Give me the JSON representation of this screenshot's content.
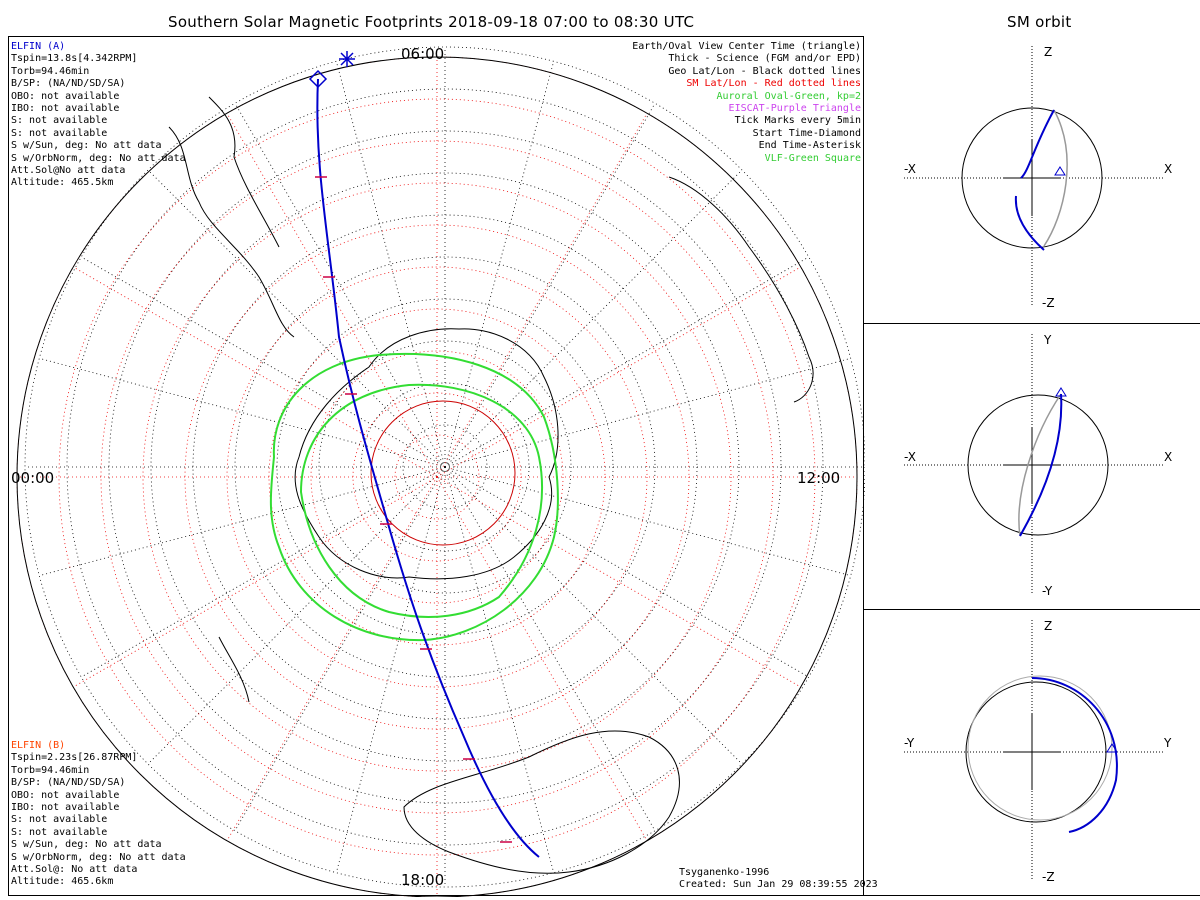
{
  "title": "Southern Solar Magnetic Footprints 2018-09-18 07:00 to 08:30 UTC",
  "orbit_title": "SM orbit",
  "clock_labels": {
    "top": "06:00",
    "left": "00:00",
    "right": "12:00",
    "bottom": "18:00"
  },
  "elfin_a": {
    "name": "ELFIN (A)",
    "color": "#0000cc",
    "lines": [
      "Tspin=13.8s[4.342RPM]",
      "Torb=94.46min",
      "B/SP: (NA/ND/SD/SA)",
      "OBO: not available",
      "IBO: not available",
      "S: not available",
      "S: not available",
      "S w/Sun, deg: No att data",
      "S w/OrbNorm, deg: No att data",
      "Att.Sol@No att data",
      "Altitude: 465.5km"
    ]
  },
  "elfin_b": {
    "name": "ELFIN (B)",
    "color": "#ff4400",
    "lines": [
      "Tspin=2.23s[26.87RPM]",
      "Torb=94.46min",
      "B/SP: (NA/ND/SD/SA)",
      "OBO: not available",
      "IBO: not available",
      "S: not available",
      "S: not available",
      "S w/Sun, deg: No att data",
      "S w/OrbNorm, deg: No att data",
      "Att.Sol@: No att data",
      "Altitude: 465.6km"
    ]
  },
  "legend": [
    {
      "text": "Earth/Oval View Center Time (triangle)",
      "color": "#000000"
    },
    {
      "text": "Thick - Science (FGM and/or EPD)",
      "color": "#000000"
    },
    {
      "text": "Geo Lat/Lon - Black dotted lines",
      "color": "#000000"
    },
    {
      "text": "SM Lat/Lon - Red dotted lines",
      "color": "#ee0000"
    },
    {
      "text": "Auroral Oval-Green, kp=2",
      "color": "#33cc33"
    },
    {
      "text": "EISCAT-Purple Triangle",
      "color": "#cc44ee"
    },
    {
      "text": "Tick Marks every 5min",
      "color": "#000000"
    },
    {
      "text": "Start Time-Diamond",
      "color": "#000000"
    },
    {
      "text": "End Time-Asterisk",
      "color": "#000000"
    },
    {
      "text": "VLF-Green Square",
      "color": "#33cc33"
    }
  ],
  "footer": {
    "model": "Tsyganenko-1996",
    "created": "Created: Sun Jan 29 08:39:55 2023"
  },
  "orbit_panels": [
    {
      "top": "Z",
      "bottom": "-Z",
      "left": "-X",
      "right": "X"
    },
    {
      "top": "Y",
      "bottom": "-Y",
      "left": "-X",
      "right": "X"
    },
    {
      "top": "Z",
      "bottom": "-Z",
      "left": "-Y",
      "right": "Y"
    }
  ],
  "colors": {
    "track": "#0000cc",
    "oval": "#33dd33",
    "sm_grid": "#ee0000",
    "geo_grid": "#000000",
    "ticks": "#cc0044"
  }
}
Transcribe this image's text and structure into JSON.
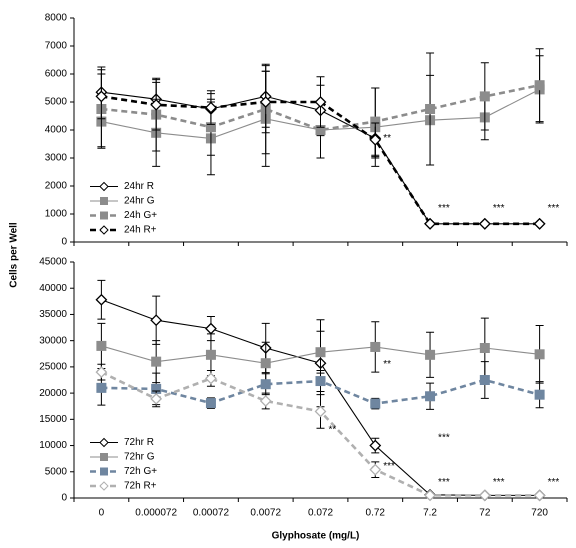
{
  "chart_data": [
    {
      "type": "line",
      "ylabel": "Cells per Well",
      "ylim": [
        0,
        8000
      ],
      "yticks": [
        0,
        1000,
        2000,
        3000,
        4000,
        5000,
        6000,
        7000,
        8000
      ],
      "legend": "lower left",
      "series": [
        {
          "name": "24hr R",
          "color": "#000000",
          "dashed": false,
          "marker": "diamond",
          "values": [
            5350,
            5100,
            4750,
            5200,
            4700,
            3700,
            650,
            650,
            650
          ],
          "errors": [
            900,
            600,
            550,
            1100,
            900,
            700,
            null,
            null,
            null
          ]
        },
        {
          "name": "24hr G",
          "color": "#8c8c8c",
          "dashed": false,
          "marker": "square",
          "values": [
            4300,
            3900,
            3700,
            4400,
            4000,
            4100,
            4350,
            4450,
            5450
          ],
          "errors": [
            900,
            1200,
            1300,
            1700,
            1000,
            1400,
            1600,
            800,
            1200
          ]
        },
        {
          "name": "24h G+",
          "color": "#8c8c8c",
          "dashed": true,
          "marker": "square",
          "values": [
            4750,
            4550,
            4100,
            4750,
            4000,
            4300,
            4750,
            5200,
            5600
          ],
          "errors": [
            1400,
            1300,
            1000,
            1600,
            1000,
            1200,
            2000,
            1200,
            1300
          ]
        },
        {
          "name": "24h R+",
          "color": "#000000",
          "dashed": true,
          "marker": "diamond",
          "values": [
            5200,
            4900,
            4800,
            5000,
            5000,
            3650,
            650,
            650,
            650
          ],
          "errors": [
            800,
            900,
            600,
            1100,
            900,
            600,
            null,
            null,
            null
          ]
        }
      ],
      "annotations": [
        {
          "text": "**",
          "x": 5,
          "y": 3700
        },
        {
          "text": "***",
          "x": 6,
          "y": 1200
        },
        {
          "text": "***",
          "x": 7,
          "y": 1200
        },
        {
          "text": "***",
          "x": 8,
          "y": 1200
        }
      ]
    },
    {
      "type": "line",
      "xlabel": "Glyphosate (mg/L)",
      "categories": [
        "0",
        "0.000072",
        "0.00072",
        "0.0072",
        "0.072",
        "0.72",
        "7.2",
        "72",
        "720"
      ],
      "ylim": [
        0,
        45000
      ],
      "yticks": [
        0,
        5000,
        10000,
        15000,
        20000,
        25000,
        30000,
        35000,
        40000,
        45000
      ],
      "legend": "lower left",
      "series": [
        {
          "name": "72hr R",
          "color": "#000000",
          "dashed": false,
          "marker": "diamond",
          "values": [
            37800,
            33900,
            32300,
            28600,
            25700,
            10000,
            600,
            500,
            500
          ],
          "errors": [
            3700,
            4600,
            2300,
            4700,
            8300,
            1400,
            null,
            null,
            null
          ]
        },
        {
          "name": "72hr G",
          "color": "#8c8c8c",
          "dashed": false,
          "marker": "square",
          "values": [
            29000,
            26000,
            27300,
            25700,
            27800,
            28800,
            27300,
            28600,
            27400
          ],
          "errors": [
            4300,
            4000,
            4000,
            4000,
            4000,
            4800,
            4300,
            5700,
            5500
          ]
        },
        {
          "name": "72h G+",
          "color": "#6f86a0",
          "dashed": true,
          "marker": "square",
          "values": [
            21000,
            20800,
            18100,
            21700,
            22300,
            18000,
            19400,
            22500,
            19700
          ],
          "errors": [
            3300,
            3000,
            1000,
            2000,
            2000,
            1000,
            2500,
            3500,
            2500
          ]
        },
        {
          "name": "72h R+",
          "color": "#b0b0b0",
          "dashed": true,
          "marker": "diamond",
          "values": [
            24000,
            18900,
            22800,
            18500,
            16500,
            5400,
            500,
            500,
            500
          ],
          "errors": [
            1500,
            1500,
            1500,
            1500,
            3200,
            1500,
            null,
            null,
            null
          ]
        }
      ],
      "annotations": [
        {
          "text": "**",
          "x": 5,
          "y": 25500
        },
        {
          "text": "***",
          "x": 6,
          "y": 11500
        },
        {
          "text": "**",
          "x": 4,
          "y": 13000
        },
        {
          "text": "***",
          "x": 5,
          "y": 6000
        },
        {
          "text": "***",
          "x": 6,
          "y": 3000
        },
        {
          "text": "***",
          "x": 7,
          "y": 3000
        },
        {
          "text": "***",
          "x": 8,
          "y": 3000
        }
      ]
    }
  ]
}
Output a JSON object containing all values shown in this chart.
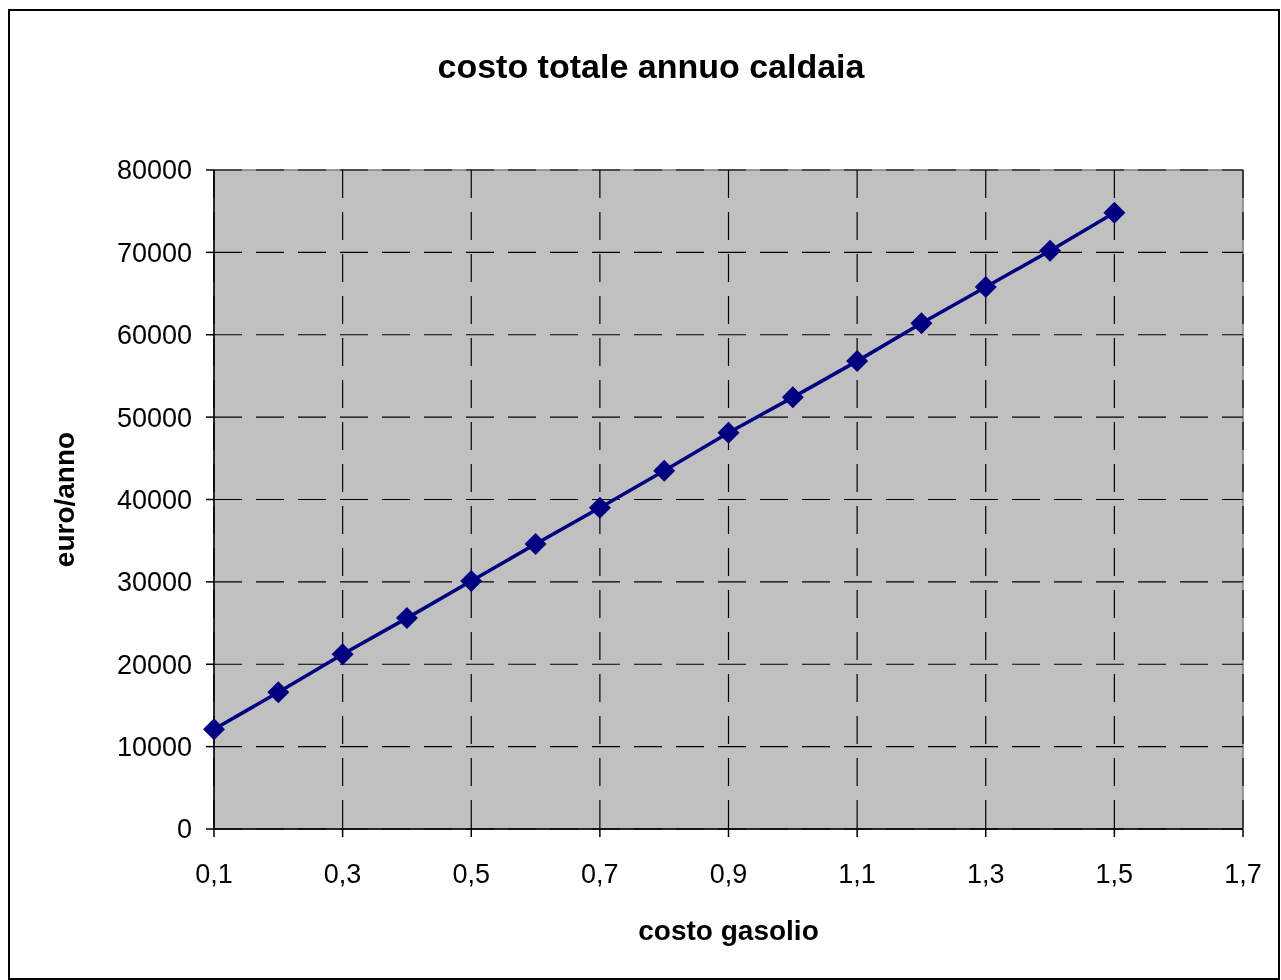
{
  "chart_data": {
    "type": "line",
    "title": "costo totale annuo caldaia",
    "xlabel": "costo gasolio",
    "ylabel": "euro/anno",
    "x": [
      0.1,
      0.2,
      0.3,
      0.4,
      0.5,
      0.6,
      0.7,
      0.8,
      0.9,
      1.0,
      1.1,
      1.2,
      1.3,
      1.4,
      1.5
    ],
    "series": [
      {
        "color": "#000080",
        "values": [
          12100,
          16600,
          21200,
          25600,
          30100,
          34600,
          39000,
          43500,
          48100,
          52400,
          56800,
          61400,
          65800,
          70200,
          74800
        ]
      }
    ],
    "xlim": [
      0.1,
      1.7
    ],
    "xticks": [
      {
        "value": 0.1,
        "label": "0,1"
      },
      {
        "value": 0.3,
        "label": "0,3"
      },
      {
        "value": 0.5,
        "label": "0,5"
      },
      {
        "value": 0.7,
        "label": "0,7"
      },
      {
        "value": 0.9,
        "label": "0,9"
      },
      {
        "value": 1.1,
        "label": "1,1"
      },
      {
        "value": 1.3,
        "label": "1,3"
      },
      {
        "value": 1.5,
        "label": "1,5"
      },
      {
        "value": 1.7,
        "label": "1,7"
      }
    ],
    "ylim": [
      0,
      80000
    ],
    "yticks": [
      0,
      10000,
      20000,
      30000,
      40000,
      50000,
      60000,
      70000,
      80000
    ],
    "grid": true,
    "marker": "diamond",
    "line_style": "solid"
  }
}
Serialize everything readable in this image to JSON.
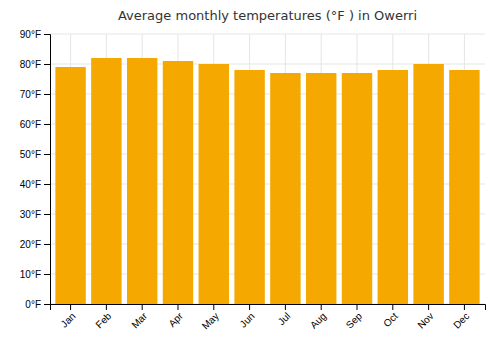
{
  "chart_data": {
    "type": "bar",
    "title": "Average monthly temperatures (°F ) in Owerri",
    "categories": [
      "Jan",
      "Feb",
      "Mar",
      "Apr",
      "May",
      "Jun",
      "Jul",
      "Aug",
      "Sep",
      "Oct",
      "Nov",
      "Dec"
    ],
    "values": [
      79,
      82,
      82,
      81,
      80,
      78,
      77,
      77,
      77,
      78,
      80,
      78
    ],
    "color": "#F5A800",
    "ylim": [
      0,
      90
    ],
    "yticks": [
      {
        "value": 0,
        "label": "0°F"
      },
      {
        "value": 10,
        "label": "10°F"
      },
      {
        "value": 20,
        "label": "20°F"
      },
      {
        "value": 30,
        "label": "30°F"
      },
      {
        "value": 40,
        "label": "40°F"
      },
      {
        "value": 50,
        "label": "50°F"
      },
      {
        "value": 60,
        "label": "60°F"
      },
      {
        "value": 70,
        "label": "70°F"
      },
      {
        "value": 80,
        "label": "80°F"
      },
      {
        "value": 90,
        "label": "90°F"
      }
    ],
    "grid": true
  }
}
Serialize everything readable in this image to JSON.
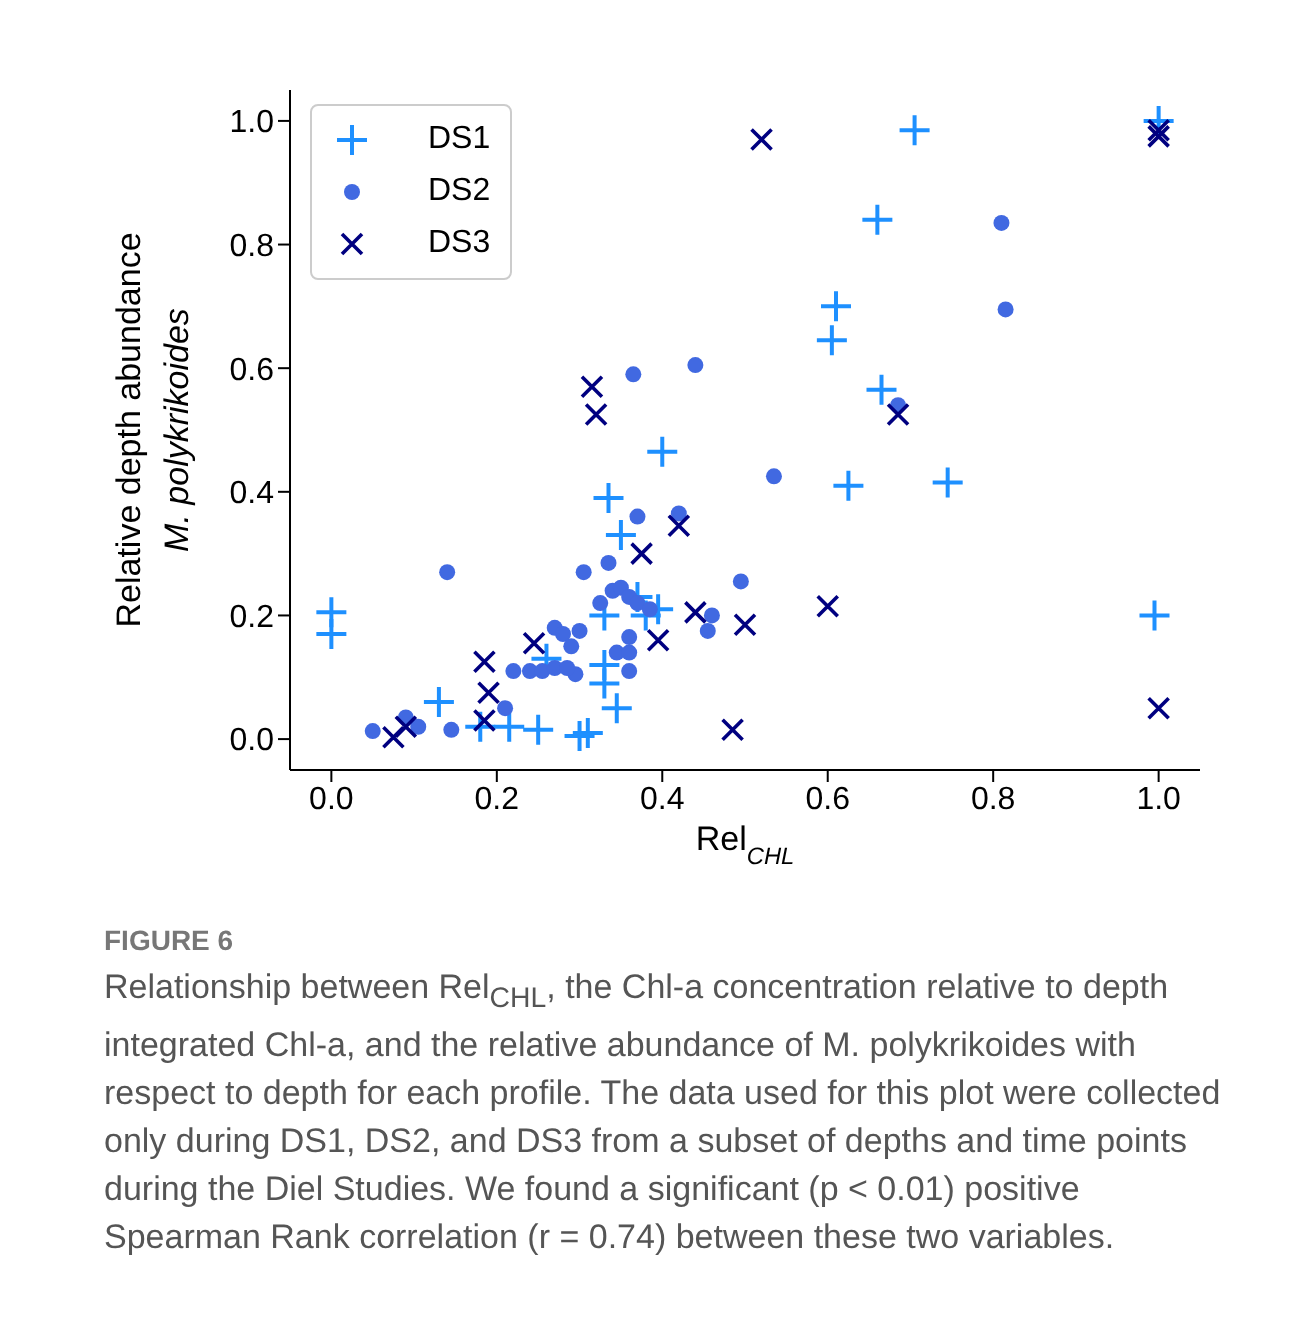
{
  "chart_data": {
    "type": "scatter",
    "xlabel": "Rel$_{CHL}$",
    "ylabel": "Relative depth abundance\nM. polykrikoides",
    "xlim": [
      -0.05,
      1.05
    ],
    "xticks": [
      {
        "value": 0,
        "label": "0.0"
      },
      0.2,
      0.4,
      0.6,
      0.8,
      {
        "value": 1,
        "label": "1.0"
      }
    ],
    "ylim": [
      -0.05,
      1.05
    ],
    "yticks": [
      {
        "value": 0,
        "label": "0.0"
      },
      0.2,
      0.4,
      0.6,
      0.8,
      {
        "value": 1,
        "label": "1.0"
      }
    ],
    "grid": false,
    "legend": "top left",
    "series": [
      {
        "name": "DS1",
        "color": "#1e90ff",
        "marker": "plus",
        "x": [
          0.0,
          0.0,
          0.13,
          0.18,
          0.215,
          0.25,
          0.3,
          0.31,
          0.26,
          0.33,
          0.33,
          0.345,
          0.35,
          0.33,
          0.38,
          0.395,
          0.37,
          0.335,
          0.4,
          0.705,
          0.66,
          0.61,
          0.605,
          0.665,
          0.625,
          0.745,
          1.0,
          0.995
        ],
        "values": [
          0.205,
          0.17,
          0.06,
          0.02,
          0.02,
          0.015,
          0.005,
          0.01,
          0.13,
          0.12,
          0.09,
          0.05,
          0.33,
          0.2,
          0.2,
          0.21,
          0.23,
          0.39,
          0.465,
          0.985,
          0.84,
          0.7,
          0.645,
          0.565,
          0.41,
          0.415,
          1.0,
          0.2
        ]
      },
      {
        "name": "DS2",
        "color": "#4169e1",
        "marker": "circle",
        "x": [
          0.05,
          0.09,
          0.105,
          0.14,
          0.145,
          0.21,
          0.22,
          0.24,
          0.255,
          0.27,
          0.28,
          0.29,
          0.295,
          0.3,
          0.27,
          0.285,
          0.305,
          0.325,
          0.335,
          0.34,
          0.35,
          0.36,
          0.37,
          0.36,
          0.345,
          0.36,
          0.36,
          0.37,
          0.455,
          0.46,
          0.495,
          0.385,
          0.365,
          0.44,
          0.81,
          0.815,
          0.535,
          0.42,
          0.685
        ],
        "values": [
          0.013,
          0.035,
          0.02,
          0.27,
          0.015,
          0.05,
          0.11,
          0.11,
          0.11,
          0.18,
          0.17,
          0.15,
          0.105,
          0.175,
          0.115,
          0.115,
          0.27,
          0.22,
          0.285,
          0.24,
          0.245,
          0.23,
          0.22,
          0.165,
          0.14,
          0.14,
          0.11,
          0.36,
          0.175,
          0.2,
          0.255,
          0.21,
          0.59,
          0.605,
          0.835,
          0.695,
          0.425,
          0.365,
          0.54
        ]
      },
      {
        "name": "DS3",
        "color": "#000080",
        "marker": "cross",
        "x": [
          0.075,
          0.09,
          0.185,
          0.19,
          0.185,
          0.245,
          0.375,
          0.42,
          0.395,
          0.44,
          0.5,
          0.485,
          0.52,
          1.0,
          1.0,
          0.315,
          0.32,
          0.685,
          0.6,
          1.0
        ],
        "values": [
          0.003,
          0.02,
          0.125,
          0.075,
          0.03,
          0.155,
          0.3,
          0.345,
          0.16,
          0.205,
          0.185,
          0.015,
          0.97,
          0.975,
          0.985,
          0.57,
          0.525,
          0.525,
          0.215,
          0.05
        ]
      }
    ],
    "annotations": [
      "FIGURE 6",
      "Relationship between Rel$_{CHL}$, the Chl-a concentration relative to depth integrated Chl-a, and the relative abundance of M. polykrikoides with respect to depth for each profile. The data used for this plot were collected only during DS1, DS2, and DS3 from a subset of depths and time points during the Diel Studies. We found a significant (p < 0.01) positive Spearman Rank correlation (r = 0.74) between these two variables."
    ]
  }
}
------------
- **Task statement**:
Above are several records. Count the lines among them that contain "this" and give only the total.

- **Answer below**:
6